What to work on:
Reproduce the items from the start through the line containing "592, 297, 609]", replacing "cell-point-number" with "cell-point-id" and leaving everything else unchanged.

___ Task material ___

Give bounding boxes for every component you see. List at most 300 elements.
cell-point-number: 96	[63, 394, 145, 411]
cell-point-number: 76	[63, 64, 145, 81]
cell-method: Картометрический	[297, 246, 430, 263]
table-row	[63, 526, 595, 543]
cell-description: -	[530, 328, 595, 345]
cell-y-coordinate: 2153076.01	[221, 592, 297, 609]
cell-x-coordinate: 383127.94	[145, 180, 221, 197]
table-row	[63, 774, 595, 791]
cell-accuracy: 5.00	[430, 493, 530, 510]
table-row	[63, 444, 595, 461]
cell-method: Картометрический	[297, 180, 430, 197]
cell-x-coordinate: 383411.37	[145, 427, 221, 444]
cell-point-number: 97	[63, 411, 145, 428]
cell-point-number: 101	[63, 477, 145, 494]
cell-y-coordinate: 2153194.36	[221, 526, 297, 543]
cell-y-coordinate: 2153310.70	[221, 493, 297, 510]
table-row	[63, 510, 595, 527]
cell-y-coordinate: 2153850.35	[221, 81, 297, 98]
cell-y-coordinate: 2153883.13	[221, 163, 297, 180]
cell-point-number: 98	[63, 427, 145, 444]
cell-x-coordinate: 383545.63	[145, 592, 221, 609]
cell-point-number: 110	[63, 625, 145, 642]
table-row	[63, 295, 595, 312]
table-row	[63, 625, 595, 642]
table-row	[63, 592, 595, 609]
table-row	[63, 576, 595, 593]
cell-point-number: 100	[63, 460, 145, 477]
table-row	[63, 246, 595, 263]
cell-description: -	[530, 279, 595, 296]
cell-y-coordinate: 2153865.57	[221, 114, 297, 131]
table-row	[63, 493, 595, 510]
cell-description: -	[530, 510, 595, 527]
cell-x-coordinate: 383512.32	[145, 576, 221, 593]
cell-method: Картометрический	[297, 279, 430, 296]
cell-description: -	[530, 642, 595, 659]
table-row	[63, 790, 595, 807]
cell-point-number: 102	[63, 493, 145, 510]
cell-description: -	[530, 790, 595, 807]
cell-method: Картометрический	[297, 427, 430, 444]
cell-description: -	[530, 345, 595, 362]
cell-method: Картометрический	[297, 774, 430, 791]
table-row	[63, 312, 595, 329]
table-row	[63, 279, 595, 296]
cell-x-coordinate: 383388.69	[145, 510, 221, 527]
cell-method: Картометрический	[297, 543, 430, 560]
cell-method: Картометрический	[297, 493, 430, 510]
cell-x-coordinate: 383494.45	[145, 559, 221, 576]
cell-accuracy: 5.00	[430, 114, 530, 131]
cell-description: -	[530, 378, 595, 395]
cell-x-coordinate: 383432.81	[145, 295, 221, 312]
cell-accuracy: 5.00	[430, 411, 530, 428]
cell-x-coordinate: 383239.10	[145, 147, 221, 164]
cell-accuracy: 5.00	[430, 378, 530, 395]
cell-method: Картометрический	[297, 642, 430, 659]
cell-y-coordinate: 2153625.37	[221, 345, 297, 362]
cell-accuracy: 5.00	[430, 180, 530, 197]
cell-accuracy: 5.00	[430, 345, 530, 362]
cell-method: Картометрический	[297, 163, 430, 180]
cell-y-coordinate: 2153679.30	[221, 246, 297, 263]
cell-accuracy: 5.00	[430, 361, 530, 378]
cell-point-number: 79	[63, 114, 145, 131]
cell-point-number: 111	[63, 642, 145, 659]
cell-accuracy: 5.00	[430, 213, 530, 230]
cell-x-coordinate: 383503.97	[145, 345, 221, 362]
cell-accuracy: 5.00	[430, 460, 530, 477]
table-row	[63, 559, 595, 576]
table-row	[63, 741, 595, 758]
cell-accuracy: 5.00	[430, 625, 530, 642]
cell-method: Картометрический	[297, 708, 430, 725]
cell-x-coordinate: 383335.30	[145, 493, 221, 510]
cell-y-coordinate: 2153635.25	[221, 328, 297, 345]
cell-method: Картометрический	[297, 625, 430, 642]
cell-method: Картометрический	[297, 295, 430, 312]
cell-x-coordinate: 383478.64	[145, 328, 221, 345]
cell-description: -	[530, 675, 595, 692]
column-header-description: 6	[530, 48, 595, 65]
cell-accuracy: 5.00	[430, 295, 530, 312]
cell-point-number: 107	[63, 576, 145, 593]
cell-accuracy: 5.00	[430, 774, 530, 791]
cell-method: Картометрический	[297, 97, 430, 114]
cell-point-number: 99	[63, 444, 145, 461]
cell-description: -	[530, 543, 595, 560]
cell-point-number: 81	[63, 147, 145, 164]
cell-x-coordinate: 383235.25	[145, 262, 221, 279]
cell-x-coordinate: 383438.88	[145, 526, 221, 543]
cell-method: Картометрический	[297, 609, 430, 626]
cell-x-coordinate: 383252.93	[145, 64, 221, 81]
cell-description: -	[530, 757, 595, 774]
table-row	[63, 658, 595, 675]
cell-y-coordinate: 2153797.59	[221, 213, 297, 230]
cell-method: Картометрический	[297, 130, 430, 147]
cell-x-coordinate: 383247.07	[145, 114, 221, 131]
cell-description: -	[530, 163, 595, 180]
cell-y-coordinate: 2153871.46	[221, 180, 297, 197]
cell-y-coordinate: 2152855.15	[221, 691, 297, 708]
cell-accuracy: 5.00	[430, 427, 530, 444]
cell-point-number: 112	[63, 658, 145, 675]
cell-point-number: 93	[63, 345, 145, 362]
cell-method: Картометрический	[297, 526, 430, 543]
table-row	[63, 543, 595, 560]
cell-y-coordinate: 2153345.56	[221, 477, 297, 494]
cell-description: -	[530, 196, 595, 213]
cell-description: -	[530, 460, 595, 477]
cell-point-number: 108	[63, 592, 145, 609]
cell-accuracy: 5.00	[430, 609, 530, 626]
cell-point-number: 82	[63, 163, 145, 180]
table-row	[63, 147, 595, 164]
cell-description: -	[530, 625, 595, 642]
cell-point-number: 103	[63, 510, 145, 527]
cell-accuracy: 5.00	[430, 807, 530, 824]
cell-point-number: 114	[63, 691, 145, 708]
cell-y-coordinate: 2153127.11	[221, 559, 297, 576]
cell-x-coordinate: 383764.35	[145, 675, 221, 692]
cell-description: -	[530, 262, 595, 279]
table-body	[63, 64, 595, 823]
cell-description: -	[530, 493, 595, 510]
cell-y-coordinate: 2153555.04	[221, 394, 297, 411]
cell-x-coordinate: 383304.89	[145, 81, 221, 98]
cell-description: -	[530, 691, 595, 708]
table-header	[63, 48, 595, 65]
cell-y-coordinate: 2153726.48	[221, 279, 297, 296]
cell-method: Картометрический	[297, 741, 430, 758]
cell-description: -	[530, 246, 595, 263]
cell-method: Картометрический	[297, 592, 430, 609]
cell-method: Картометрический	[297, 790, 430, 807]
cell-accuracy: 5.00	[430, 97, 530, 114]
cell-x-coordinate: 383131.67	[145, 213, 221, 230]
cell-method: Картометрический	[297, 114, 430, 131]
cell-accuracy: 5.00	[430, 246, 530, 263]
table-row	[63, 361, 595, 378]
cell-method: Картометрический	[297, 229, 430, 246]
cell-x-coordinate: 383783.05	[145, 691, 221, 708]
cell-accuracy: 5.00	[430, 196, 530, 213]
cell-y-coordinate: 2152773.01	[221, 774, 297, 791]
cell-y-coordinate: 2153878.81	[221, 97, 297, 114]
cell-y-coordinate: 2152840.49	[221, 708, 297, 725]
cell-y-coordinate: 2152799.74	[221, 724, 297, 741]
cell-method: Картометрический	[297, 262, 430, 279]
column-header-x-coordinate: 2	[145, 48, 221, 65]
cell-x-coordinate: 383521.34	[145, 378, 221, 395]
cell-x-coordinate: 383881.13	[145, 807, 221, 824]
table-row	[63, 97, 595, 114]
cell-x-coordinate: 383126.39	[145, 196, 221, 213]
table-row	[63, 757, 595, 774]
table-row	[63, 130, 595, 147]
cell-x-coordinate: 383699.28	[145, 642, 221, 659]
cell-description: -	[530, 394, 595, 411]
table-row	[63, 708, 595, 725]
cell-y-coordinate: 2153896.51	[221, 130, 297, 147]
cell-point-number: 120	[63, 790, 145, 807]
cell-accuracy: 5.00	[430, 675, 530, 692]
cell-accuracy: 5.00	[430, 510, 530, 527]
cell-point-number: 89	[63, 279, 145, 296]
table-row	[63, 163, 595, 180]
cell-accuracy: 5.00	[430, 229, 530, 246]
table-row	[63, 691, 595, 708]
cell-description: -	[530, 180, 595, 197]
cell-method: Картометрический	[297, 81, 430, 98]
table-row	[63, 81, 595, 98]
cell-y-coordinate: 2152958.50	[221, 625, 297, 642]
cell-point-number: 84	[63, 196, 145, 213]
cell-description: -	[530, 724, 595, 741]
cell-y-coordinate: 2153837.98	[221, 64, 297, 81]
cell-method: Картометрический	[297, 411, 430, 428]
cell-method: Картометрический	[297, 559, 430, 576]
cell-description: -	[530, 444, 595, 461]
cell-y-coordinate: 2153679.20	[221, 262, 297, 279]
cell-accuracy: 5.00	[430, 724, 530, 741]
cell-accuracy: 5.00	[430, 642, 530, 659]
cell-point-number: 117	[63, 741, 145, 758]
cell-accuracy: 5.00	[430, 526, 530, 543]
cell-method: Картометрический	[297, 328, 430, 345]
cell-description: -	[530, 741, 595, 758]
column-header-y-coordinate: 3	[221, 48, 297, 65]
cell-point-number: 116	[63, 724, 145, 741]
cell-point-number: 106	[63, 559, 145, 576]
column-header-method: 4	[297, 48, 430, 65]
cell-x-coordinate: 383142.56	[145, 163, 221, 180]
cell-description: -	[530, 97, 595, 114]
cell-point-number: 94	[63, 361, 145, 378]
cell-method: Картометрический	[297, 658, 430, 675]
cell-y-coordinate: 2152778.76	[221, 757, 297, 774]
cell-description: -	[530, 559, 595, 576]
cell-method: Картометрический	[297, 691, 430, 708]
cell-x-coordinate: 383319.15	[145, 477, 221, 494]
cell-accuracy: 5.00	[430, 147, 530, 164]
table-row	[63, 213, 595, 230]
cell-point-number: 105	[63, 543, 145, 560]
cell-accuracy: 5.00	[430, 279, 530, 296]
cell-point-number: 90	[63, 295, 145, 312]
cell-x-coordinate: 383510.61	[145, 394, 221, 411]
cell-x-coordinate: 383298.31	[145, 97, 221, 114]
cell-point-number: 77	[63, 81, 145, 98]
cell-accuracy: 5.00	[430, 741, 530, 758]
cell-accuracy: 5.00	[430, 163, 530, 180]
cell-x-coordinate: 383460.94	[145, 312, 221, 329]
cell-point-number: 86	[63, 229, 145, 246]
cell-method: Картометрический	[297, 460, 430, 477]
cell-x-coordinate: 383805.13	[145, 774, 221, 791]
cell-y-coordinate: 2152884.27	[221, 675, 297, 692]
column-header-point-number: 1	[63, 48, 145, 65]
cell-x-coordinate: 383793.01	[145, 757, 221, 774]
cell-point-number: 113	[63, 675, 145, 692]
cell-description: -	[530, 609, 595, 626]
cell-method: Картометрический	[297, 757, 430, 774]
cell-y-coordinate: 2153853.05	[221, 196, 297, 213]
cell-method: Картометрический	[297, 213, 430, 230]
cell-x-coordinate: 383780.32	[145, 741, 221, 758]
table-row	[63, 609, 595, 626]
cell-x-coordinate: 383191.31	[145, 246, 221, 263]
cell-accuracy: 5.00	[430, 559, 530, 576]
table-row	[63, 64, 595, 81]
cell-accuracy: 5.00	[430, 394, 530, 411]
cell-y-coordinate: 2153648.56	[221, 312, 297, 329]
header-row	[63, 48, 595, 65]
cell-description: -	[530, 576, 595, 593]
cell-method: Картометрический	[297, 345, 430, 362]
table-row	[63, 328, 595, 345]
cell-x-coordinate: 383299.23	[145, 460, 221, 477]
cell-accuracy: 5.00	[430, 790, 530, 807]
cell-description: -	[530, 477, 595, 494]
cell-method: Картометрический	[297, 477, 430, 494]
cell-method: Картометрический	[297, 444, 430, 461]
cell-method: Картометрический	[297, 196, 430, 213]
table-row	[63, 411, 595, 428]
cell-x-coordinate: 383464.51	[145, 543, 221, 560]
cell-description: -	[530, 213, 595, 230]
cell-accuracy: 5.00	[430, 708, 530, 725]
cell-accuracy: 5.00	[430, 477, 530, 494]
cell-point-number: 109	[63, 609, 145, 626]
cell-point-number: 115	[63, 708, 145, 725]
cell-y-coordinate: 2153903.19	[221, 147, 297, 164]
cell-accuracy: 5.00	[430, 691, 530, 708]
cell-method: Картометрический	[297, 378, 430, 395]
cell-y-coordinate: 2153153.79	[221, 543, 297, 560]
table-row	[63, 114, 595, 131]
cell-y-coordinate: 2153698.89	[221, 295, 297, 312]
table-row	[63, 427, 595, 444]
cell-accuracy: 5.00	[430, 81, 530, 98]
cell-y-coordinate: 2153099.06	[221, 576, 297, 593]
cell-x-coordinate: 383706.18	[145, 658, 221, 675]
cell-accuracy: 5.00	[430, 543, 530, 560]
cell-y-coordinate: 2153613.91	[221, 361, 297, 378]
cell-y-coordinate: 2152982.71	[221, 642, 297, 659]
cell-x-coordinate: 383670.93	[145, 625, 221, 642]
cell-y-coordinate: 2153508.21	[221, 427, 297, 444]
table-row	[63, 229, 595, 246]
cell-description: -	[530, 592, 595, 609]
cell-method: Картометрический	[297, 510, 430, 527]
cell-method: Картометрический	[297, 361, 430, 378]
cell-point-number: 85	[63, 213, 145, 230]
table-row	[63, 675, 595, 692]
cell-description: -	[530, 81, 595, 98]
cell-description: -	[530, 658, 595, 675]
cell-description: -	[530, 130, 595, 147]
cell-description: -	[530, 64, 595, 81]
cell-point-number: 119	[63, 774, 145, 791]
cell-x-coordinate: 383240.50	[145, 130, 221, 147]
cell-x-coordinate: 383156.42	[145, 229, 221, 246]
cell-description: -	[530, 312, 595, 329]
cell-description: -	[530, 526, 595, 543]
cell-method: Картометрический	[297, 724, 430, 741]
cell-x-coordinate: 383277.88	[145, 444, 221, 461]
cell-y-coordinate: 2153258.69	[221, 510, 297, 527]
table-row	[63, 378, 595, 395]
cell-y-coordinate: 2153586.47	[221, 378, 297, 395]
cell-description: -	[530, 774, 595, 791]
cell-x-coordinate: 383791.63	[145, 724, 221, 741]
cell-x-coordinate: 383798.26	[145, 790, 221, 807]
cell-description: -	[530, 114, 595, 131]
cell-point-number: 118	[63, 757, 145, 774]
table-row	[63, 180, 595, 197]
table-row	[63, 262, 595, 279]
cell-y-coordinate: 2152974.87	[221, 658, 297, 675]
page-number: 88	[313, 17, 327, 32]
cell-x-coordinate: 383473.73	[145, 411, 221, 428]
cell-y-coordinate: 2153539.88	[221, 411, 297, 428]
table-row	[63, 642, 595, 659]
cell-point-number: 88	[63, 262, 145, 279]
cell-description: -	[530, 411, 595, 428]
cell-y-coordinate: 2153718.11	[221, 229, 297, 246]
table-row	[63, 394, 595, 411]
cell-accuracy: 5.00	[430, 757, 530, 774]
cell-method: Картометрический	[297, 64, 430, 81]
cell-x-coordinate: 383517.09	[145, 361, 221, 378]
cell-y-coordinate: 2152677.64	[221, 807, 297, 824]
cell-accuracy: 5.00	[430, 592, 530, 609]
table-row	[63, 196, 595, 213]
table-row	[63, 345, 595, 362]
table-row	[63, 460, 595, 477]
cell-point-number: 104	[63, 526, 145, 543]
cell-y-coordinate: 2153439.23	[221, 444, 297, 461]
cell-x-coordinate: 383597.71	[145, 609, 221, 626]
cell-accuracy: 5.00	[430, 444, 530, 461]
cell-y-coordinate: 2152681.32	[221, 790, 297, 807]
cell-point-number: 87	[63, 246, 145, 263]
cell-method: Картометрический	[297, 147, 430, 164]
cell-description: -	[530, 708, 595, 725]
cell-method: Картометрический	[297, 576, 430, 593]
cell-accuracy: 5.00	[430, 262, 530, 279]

___

Task output:
Give bounding boxes for every component you see. List at most 300 elements.
cell-point-id: 96	[63, 394, 145, 411]
cell-point-id: 76	[63, 64, 145, 81]
cell-method: Картометрический	[297, 246, 430, 263]
table-row	[63, 526, 595, 543]
cell-description: -	[530, 328, 595, 345]
cell-y-coordinate: 2153076.01	[221, 592, 297, 609]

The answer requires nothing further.